• _Data items_:
········

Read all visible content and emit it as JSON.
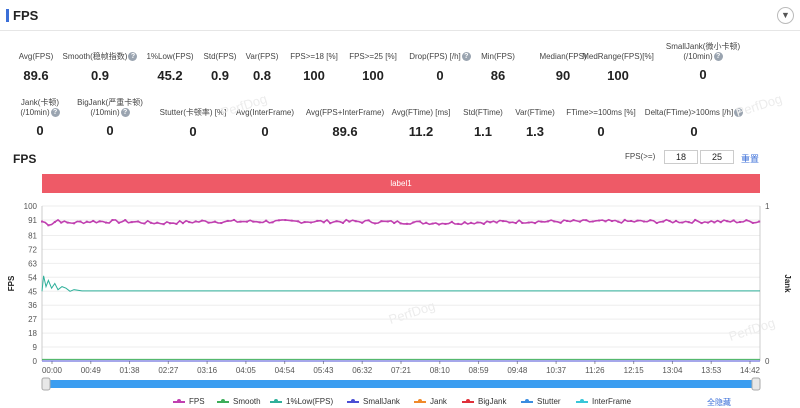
{
  "header": {
    "title": "FPS",
    "collapse_icon": "chevron-down-icon"
  },
  "stats_row1": [
    {
      "label": "Avg(FPS)",
      "value": "89.6",
      "help": false
    },
    {
      "label": "Smooth(稳帧指数)",
      "value": "0.9",
      "help": true
    },
    {
      "label": "1%Low(FPS)",
      "value": "45.2",
      "help": false
    },
    {
      "label": "Std(FPS)",
      "value": "0.9",
      "help": false
    },
    {
      "label": "Var(FPS)",
      "value": "0.8",
      "help": false
    },
    {
      "label": "FPS>=18 [%]",
      "value": "100",
      "help": false
    },
    {
      "label": "FPS>=25 [%]",
      "value": "100",
      "help": false
    },
    {
      "label": "Drop(FPS) [/h]",
      "value": "0",
      "help": true
    },
    {
      "label": "Min(FPS)",
      "value": "86",
      "help": false
    },
    {
      "label": "Median(FPS)",
      "value": "90",
      "help": false
    },
    {
      "label": "MedRange(FPS)[%]",
      "value": "100",
      "help": false
    },
    {
      "label": "SmallJank(微小卡顿)",
      "label2": "(/10min)",
      "value": "0",
      "help": true
    }
  ],
  "stats_row2": [
    {
      "label": "Jank(卡顿)",
      "label2": "(/10min)",
      "value": "0",
      "help": true
    },
    {
      "label": "BigJank(严重卡顿)",
      "label2": "(/10min)",
      "value": "0",
      "help": true
    },
    {
      "label": "Stutter(卡顿率) [%]",
      "value": "0",
      "help": false
    },
    {
      "label": "Avg(InterFrame)",
      "value": "0",
      "help": false
    },
    {
      "label": "Avg(FPS+InterFrame)",
      "value": "89.6",
      "help": false
    },
    {
      "label": "Avg(FTime) [ms]",
      "value": "11.2",
      "help": false
    },
    {
      "label": "Std(FTime)",
      "value": "1.1",
      "help": false
    },
    {
      "label": "Var(FTime)",
      "value": "1.3",
      "help": false
    },
    {
      "label": "FTime>=100ms [%]",
      "value": "0",
      "help": false
    },
    {
      "label": "Delta(FTime)>100ms [/h]",
      "value": "0",
      "help": true
    }
  ],
  "watermark": "PerfDog",
  "chart_section": {
    "title": "FPS",
    "fps_setting_label": "FPS(>=)",
    "fps_threshold_1": "18",
    "fps_threshold_2": "25",
    "reset_label": "重置",
    "band_label": "label1",
    "hide_all_label": "全隐藏"
  },
  "chart_data": {
    "type": "line",
    "ylabel": "FPS",
    "y2label": "Jank",
    "ylim": [
      0,
      100
    ],
    "y2lim": [
      0,
      1
    ],
    "yticks": [
      0,
      9,
      18,
      27,
      36,
      45,
      54,
      63,
      72,
      81,
      91,
      100
    ],
    "y2ticks": [
      0,
      1
    ],
    "xticks": [
      "00:00",
      "00:49",
      "01:38",
      "02:27",
      "03:16",
      "04:05",
      "04:54",
      "05:43",
      "06:32",
      "07:21",
      "08:10",
      "08:59",
      "09:48",
      "10:37",
      "11:26",
      "12:15",
      "13:04",
      "13:53",
      "14:42"
    ],
    "x_range_seconds": [
      0,
      897
    ],
    "series": [
      {
        "name": "FPS",
        "color": "#c040b0",
        "marker": true,
        "points": [
          [
            0,
            90
          ],
          [
            10,
            88
          ],
          [
            20,
            91
          ],
          [
            30,
            89
          ],
          [
            60,
            90
          ],
          [
            100,
            90
          ],
          [
            150,
            89
          ],
          [
            200,
            90
          ],
          [
            300,
            90
          ],
          [
            400,
            90
          ],
          [
            500,
            89
          ],
          [
            600,
            90
          ],
          [
            700,
            90
          ],
          [
            800,
            90
          ],
          [
            897,
            90
          ]
        ]
      },
      {
        "name": "Smooth",
        "color": "#3dae5a",
        "points": [
          [
            0,
            1
          ],
          [
            897,
            1
          ]
        ]
      },
      {
        "name": "1%Low(FPS)",
        "color": "#2fb09a",
        "points": [
          [
            0,
            45
          ],
          [
            2,
            55
          ],
          [
            5,
            48
          ],
          [
            8,
            52
          ],
          [
            12,
            47
          ],
          [
            16,
            50
          ],
          [
            20,
            46
          ],
          [
            25,
            48
          ],
          [
            30,
            47
          ],
          [
            35,
            45
          ],
          [
            40,
            46
          ],
          [
            50,
            45.2
          ],
          [
            897,
            45.2
          ]
        ]
      },
      {
        "name": "SmallJank",
        "color": "#4b4fd4",
        "points": [
          [
            0,
            0
          ],
          [
            897,
            0
          ]
        ]
      },
      {
        "name": "Jank",
        "color": "#f08a2a",
        "points": [
          [
            0,
            0
          ],
          [
            897,
            0
          ]
        ]
      },
      {
        "name": "BigJank",
        "color": "#e0303a",
        "points": [
          [
            0,
            0
          ],
          [
            897,
            0
          ]
        ]
      },
      {
        "name": "Stutter",
        "color": "#3b8de0",
        "points": [
          [
            0,
            0
          ],
          [
            897,
            0
          ]
        ]
      },
      {
        "name": "InterFrame",
        "color": "#38c6d8",
        "points": [
          [
            0,
            0
          ],
          [
            897,
            0
          ]
        ]
      }
    ],
    "legend_position": "bottom",
    "grid": true
  }
}
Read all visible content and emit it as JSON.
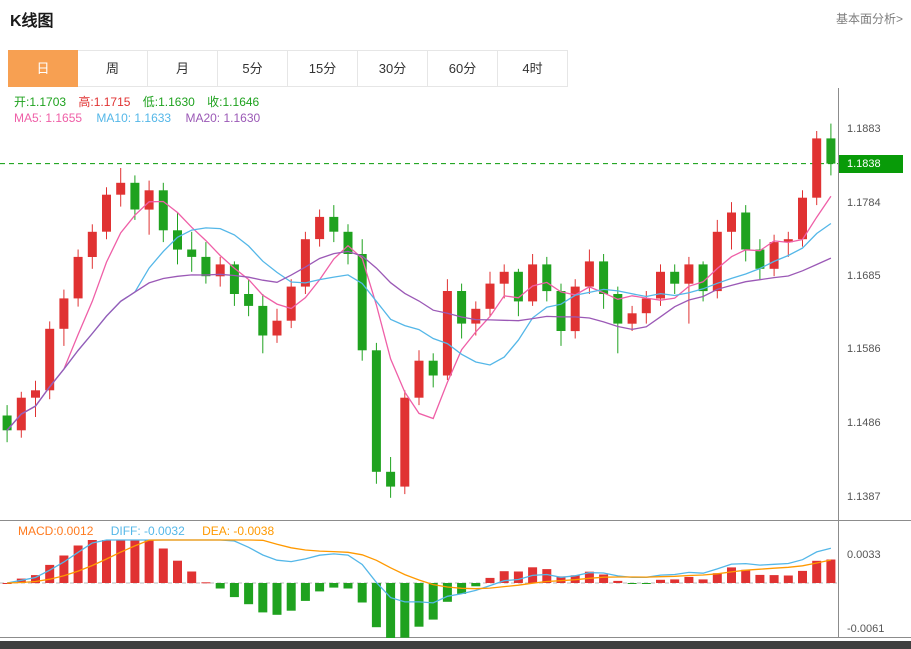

········

• _Work to be completed_: Without the pictures, write out all of the material exactly.

• _Task answer_:
Read all visible content and emit it as JSON.
{
  "header": {
    "title": "FPS",
    "collapse_icon": "chevron-down-icon"
  },
  "stats_row1": [
    {
      "label": "Avg(FPS)",
      "value": "89.6",
      "help": false
    },
    {
      "label": "Smooth(稳帧指数)",
      "value": "0.9",
      "help": true
    },
    {
      "label": "1%Low(FPS)",
      "value": "45.2",
      "help": false
    },
    {
      "label": "Std(FPS)",
      "value": "0.9",
      "help": false
    },
    {
      "label": "Var(FPS)",
      "value": "0.8",
      "help": false
    },
    {
      "label": "FPS>=18 [%]",
      "value": "100",
      "help": false
    },
    {
      "label": "FPS>=25 [%]",
      "value": "100",
      "help": false
    },
    {
      "label": "Drop(FPS) [/h]",
      "value": "0",
      "help": true
    },
    {
      "label": "Min(FPS)",
      "value": "86",
      "help": false
    },
    {
      "label": "Median(FPS)",
      "value": "90",
      "help": false
    },
    {
      "label": "MedRange(FPS)[%]",
      "value": "100",
      "help": false
    },
    {
      "label": "SmallJank(微小卡顿)",
      "label2": "(/10min)",
      "value": "0",
      "help": true
    }
  ],
  "stats_row2": [
    {
      "label": "Jank(卡顿)",
      "label2": "(/10min)",
      "value": "0",
      "help": true
    },
    {
      "label": "BigJank(严重卡顿)",
      "label2": "(/10min)",
      "value": "0",
      "help": true
    },
    {
      "label": "Stutter(卡顿率) [%]",
      "value": "0",
      "help": false
    },
    {
      "label": "Avg(InterFrame)",
      "value": "0",
      "help": false
    },
    {
      "label": "Avg(FPS+InterFrame)",
      "value": "89.6",
      "help": false
    },
    {
      "label": "Avg(FTime) [ms]",
      "value": "11.2",
      "help": false
    },
    {
      "label": "Std(FTime)",
      "value": "1.1",
      "help": false
    },
    {
      "label": "Var(FTime)",
      "value": "1.3",
      "help": false
    },
    {
      "label": "FTime>=100ms [%]",
      "value": "0",
      "help": false
    },
    {
      "label": "Delta(FTime)>100ms [/h]",
      "value": "0",
      "help": true
    }
  ],
  "watermark": "PerfDog",
  "chart_section": {
    "title": "FPS",
    "fps_setting_label": "FPS(>=)",
    "fps_threshold_1": "18",
    "fps_threshold_2": "25",
    "reset_label": "重置",
    "band_label": "label1",
    "hide_all_label": "全隐藏"
  },
  "chart_data": {
    "type": "line",
    "ylabel": "FPS",
    "y2label": "Jank",
    "ylim": [
      0,
      100
    ],
    "y2lim": [
      0,
      1
    ],
    "yticks": [
      0,
      9,
      18,
      27,
      36,
      45,
      54,
      63,
      72,
      81,
      91,
      100
    ],
    "y2ticks": [
      0,
      1
    ],
    "xticks": [
      "00:00",
      "00:49",
      "01:38",
      "02:27",
      "03:16",
      "04:05",
      "04:54",
      "05:43",
      "06:32",
      "07:21",
      "08:10",
      "08:59",
      "09:48",
      "10:37",
      "11:26",
      "12:15",
      "13:04",
      "13:53",
      "14:42"
    ],
    "x_range_seconds": [
      0,
      897
    ],
    "series": [
      {
        "name": "FPS",
        "color": "#c040b0",
        "marker": true,
        "points": [
          [
            0,
            90
          ],
          [
            10,
            88
          ],
          [
            20,
            91
          ],
          [
            30,
            89
          ],
          [
            60,
            90
          ],
          [
            100,
            90
          ],
          [
            150,
            89
          ],
          [
            200,
            90
          ],
          [
            300,
            90
          ],
          [
            400,
            90
          ],
          [
            500,
            89
          ],
          [
            600,
            90
          ],
          [
            700,
            90
          ],
          [
            800,
            90
          ],
          [
            897,
            90
          ]
        ]
      },
      {
        "name": "Smooth",
        "color": "#3dae5a",
        "points": [
          [
            0,
            1
          ],
          [
            897,
            1
          ]
        ]
      },
      {
        "name": "1%Low(FPS)",
        "color": "#2fb09a",
        "points": [
          [
            0,
            45
          ],
          [
            2,
            55
          ],
          [
            5,
            48
          ],
          [
            8,
            52
          ],
          [
            12,
            47
          ],
          [
            16,
            50
          ],
          [
            20,
            46
          ],
          [
            25,
            48
          ],
          [
            30,
            47
          ],
          [
            35,
            45
          ],
          [
            40,
            46
          ],
          [
            50,
            45.2
          ],
          [
            897,
            45.2
          ]
        ]
      },
      {
        "name": "SmallJank",
        "color": "#4b4fd4",
        "points": [
          [
            0,
            0
          ],
          [
            897,
            0
          ]
        ]
      },
      {
        "name": "Jank",
        "color": "#f08a2a",
        "points": [
          [
            0,
            0
          ],
          [
            897,
            0
          ]
        ]
      },
      {
        "name": "BigJank",
        "color": "#e0303a",
        "points": [
          [
            0,
            0
          ],
          [
            897,
            0
          ]
        ]
      },
      {
        "name": "Stutter",
        "color": "#3b8de0",
        "points": [
          [
            0,
            0
          ],
          [
            897,
            0
          ]
        ]
      },
      {
        "name": "InterFrame",
        "color": "#38c6d8",
        "points": [
          [
            0,
            0
          ],
          [
            897,
            0
          ]
        ]
      }
    ],
    "legend_position": "bottom",
    "grid": true
  }
}
Read all visible content and emit it as JSON.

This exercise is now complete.